YOUR INSTRUCTIONS
Look through the listing and locate every line containing the word "JSON"; copy those lines.

MATERIALS PROVIDED
————

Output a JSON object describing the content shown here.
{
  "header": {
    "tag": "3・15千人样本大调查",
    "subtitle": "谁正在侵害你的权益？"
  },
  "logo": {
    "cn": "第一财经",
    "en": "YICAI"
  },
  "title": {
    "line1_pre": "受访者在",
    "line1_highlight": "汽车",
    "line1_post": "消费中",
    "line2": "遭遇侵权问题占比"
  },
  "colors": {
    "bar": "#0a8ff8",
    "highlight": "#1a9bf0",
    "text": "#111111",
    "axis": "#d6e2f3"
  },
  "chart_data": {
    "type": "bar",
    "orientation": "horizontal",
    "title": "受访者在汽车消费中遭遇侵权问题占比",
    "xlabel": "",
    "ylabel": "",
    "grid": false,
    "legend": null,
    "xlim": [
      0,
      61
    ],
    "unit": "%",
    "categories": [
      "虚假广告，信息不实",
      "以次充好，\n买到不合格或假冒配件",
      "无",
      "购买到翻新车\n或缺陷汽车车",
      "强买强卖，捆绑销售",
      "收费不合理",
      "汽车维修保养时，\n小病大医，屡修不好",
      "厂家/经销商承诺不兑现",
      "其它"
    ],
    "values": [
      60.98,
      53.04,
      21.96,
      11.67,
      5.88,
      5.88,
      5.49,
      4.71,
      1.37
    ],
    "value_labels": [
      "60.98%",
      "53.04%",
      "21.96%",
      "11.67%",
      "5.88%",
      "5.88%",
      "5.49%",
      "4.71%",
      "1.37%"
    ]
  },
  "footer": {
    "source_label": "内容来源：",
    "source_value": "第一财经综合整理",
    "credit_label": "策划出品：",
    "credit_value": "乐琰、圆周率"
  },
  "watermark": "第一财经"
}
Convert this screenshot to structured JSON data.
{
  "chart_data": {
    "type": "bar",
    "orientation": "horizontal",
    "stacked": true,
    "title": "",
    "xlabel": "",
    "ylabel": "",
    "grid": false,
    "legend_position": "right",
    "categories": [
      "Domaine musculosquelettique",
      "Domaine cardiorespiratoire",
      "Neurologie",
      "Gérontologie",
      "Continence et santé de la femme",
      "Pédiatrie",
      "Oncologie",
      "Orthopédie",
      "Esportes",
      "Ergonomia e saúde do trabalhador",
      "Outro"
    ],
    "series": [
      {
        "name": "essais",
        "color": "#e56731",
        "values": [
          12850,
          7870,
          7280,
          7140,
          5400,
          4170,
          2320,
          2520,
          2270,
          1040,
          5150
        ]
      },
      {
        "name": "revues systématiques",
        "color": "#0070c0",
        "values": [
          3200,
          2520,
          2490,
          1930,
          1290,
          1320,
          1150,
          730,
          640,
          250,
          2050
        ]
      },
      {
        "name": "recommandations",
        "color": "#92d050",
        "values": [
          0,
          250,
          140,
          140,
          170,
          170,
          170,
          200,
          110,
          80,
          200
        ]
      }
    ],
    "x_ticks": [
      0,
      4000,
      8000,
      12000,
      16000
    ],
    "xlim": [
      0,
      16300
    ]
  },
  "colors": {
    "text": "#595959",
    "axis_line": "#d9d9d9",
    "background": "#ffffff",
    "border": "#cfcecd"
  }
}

————

RESULT
Output a JSON object describing the content shown here.
Convert this screenshot to structured JSON data.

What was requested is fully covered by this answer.